__What is required__:
Quote the full listing word for word.

Data records
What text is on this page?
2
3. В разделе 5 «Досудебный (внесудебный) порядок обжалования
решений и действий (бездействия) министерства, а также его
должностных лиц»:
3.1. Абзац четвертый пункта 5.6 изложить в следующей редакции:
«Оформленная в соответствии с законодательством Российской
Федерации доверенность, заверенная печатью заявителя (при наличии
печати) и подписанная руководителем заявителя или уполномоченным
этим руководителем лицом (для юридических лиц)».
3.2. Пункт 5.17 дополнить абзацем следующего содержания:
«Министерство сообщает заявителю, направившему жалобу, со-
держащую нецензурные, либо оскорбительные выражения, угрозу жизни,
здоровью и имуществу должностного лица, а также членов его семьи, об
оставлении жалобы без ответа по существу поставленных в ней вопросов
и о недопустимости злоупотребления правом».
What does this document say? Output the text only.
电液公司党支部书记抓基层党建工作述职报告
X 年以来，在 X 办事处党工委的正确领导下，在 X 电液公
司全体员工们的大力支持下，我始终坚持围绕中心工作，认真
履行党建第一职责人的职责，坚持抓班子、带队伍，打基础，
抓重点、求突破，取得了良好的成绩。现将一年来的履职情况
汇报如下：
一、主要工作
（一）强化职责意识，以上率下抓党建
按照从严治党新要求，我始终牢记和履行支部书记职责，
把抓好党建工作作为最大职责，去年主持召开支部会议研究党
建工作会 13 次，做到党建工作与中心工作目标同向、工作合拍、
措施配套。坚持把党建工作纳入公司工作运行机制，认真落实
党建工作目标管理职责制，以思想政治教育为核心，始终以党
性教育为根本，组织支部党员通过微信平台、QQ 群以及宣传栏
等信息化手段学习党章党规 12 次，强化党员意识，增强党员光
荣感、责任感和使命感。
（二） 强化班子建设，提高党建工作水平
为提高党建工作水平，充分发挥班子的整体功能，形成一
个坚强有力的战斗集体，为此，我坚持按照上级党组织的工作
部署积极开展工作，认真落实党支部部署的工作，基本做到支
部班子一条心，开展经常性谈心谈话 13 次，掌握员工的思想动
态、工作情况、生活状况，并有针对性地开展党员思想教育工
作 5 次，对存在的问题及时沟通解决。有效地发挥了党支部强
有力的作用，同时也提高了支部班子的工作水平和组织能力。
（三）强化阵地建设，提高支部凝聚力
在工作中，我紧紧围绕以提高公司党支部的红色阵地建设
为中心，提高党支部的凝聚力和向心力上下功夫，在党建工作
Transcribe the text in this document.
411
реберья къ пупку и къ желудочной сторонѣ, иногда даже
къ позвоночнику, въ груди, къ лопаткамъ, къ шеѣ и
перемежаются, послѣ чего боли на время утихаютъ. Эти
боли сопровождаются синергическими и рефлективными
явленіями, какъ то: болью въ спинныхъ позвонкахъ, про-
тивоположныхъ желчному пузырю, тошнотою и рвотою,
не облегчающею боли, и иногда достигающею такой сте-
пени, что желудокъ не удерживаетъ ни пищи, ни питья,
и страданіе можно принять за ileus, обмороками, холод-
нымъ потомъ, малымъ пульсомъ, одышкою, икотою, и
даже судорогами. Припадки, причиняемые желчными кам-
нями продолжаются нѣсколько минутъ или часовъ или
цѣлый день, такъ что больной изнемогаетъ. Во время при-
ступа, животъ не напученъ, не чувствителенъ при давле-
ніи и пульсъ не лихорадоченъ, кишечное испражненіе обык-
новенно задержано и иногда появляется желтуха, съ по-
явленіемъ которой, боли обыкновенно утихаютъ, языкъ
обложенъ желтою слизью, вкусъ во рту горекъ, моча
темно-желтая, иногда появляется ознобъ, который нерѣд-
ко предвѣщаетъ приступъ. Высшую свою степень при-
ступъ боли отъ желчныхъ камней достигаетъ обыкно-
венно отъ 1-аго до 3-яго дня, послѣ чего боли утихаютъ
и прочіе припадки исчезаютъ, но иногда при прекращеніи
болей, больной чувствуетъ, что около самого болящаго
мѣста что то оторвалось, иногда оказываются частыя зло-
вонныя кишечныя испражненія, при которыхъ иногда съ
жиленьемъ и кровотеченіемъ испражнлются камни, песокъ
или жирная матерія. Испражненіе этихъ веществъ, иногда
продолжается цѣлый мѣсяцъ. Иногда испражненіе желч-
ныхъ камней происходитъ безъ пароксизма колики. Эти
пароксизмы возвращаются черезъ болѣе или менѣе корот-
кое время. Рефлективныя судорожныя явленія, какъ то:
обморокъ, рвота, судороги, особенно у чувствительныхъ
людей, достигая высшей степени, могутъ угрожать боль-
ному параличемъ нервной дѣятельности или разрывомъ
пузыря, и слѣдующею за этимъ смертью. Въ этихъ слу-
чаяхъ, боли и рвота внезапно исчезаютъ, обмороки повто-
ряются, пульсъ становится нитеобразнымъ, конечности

__Result__:
What text is on this page?
2
3. В разделе 5 «Досудебный (внесудебный) порядок обжалования
решений и действий (бездействия) министерства, а также его
должностных лиц»:
3.1. Абзац четвертый пункта 5.6 изложить в следующей редакции:
«Оформленная в соответствии с законодательством Российской
Федерации доверенность, заверенная печатью заявителя (при наличии
печати) и подписанная руководителем заявителя или уполномоченным
этим руководителем лицом (для юридических лиц)».
3.2. Пункт 5.17 дополнить абзацем следующего содержания:
«Министерство сообщает заявителю, направившему жалобу, со-
держащую нецензурные, либо оскорбительные выражения, угрозу жизни,
здоровью и имуществу должностного лица, а также членов его семьи, об
оставлении жалобы без ответа по существу поставленных в ней вопросов
и о недопустимости злоупотребления правом».
What does this document say? Output the text only.
电液公司党支部书记抓基层党建工作述职报告
X 年以来，在 X 办事处党工委的正确领导下，在 X 电液公
司全体员工们的大力支持下，我始终坚持围绕中心工作，认真
履行党建第一职责人的职责，坚持抓班子、带队伍，打基础，
抓重点、求突破，取得了良好的成绩。现将一年来的履职情况
汇报如下：
一、主要工作
（一）强化职责意识，以上率下抓党建
按照从严治党新要求，我始终牢记和履行支部书记职责，
把抓好党建工作作为最大职责，去年主持召开支部会议研究党
建工作会 13 次，做到党建工作与中心工作目标同向、工作合拍、
措施配套。坚持把党建工作纳入公司工作运行机制，认真落实
党建工作目标管理职责制，以思想政治教育为核心，始终以党
性教育为根本，组织支部党员通过微信平台、QQ 群以及宣传栏
等信息化手段学习党章党规 12 次，强化党员意识，增强党员光
荣感、责任感和使命感。
（二） 强化班子建设，提高党建工作水平
为提高党建工作水平，充分发挥班子的整体功能，形成一
个坚强有力的战斗集体，为此，我坚持按照上级党组织的工作
部署积极开展工作，认真落实党支部部署的工作，基本做到支
部班子一条心，开展经常性谈心谈话 13 次，掌握员工的思想动
态、工作情况、生活状况，并有针对性地开展党员思想教育工
作 5 次，对存在的问题及时沟通解决。有效地发挥了党支部强
有力的作用，同时也提高了支部班子的工作水平和组织能力。
（三）强化阵地建设，提高支部凝聚力
在工作中，我紧紧围绕以提高公司党支部的红色阵地建设
为中心，提高党支部的凝聚力和向心力上下功夫，在党建工作
Transcribe the text in this document.
411
реберья къ пупку и къ желудочной сторонѣ, иногда даже
къ позвоночнику, въ груди, къ лопаткамъ, къ шеѣ и
перемежаются, послѣ чего боли на время утихаютъ. Эти
боли сопровождаются синергическими и рефлективными
явленіями, какъ то: болью въ спинныхъ позвонкахъ, про-
тивоположныхъ желчному пузырю, тошнотою и рвотою,
не облегчающею боли, и иногда достигающею такой сте-
пени, что желудокъ не удерживаетъ ни пищи, ни питья,
и страданіе можно принять за ileus, обмороками, холод-
нымъ потомъ, малымъ пульсомъ, одышкою, икотою, и
даже судорогами. Припадки, причиняемые желчными кам-
нями продолжаются нѣсколько минутъ или часовъ или
цѣлый день, такъ что больной изнемогаетъ. Во время при-
ступа, животъ не напученъ, не чувствителенъ при давле-
ніи и пульсъ не лихорадоченъ, кишечное испражненіе обык-
новенно задержано и иногда появляется желтуха, съ по-
явленіемъ которой, боли обыкновенно утихаютъ, языкъ
обложенъ желтою слизью, вкусъ во рту горекъ, моча
темно-желтая, иногда появляется ознобъ, который нерѣд-
ко предвѣщаетъ приступъ. Высшую свою степень при-
ступъ боли отъ желчныхъ камней достигаетъ обыкно-
венно отъ 1-аго до 3-яго дня, послѣ чего боли утихаютъ
и прочіе припадки исчезаютъ, но иногда при прекращеніи
болей, больной чувствуетъ, что около самого болящаго
мѣста что то оторвалось, иногда оказываются частыя зло-
вонныя кишечныя испражненія, при которыхъ иногда съ
жиленьемъ и кровотеченіемъ испражнлются камни, песокъ
или жирная матерія. Испражненіе этихъ веществъ, иногда
продолжается цѣлый мѣсяцъ. Иногда испражненіе желч-
ныхъ камней происходитъ безъ пароксизма колики. Эти
пароксизмы возвращаются черезъ болѣе или менѣе корот-
кое время. Рефлективныя судорожныя явленія, какъ то:
обморокъ, рвота, судороги, особенно у чувствительныхъ
людей, достигая высшей степени, могутъ угрожать боль-
ному параличемъ нервной дѣятельности или разрывомъ
пузыря, и слѣдующею за этимъ смертью. Въ этихъ слу-
чаяхъ, боли и рвота внезапно исчезаютъ, обмороки повто-
ряются, пульсъ становится нитеобразнымъ, конечности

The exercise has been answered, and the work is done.